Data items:
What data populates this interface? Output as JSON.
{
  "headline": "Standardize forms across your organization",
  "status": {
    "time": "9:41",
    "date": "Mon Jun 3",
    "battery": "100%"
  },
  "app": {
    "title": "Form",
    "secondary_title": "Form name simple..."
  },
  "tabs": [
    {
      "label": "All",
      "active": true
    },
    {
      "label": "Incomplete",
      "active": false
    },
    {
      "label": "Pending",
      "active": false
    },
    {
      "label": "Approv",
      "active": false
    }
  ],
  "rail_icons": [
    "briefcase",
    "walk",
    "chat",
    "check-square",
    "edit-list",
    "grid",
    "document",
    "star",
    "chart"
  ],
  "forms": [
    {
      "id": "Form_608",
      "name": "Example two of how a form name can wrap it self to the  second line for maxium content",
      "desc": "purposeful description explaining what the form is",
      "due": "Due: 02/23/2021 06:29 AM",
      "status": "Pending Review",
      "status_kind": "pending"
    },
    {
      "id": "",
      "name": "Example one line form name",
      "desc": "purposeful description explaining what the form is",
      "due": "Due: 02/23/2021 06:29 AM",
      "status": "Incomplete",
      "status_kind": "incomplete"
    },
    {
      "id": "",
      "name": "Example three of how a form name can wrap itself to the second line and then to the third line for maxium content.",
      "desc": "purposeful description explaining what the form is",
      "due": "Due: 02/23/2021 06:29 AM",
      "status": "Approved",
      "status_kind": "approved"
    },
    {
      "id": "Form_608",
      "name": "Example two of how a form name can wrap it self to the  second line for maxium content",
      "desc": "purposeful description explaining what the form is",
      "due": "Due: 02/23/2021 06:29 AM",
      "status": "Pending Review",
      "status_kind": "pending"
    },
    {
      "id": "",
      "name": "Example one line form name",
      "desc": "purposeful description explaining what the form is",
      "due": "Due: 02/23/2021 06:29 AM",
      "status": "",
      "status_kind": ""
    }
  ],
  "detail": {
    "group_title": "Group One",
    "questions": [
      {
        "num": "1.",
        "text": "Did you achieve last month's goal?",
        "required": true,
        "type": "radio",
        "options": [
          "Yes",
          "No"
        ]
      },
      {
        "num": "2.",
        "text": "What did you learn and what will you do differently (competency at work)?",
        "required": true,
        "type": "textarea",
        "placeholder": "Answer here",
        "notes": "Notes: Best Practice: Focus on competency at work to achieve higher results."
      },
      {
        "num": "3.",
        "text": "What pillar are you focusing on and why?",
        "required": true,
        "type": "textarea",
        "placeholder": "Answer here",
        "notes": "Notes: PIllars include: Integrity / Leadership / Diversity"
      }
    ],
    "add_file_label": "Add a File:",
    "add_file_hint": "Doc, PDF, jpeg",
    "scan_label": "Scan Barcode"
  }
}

Task
Write the data out again in full and exactly.

Reply to the exercise
What data populates this interface? Output as JSON.
{
  "headline": "Standardize forms across your organization",
  "status": {
    "time": "9:41",
    "date": "Mon Jun 3",
    "battery": "100%"
  },
  "app": {
    "title": "Form",
    "secondary_title": "Form name simple..."
  },
  "tabs": [
    {
      "label": "All",
      "active": true
    },
    {
      "label": "Incomplete",
      "active": false
    },
    {
      "label": "Pending",
      "active": false
    },
    {
      "label": "Approv",
      "active": false
    }
  ],
  "rail_icons": [
    "briefcase",
    "walk",
    "chat",
    "check-square",
    "edit-list",
    "grid",
    "document",
    "star",
    "chart"
  ],
  "forms": [
    {
      "id": "Form_608",
      "name": "Example two of how a form name can wrap it self to the  second line for maxium content",
      "desc": "purposeful description explaining what the form is",
      "due": "Due: 02/23/2021 06:29 AM",
      "status": "Pending Review",
      "status_kind": "pending"
    },
    {
      "id": "",
      "name": "Example one line form name",
      "desc": "purposeful description explaining what the form is",
      "due": "Due: 02/23/2021 06:29 AM",
      "status": "Incomplete",
      "status_kind": "incomplete"
    },
    {
      "id": "",
      "name": "Example three of how a form name can wrap itself to the second line and then to the third line for maxium content.",
      "desc": "purposeful description explaining what the form is",
      "due": "Due: 02/23/2021 06:29 AM",
      "status": "Approved",
      "status_kind": "approved"
    },
    {
      "id": "Form_608",
      "name": "Example two of how a form name can wrap it self to the  second line for maxium content",
      "desc": "purposeful description explaining what the form is",
      "due": "Due: 02/23/2021 06:29 AM",
      "status": "Pending Review",
      "status_kind": "pending"
    },
    {
      "id": "",
      "name": "Example one line form name",
      "desc": "purposeful description explaining what the form is",
      "due": "Due: 02/23/2021 06:29 AM",
      "status": "",
      "status_kind": ""
    }
  ],
  "detail": {
    "group_title": "Group One",
    "questions": [
      {
        "num": "1.",
        "text": "Did you achieve last month's goal?",
        "required": true,
        "type": "radio",
        "options": [
          "Yes",
          "No"
        ]
      },
      {
        "num": "2.",
        "text": "What did you learn and what will you do differently (competency at work)?",
        "required": true,
        "type": "textarea",
        "placeholder": "Answer here",
        "notes": "Notes: Best Practice: Focus on competency at work to achieve higher results."
      },
      {
        "num": "3.",
        "text": "What pillar are you focusing on and why?",
        "required": true,
        "type": "textarea",
        "placeholder": "Answer here",
        "notes": "Notes: PIllars include: Integrity / Leadership / Diversity"
      }
    ],
    "add_file_label": "Add a File:",
    "add_file_hint": "Doc, PDF, jpeg",
    "scan_label": "Scan Barcode"
  }
}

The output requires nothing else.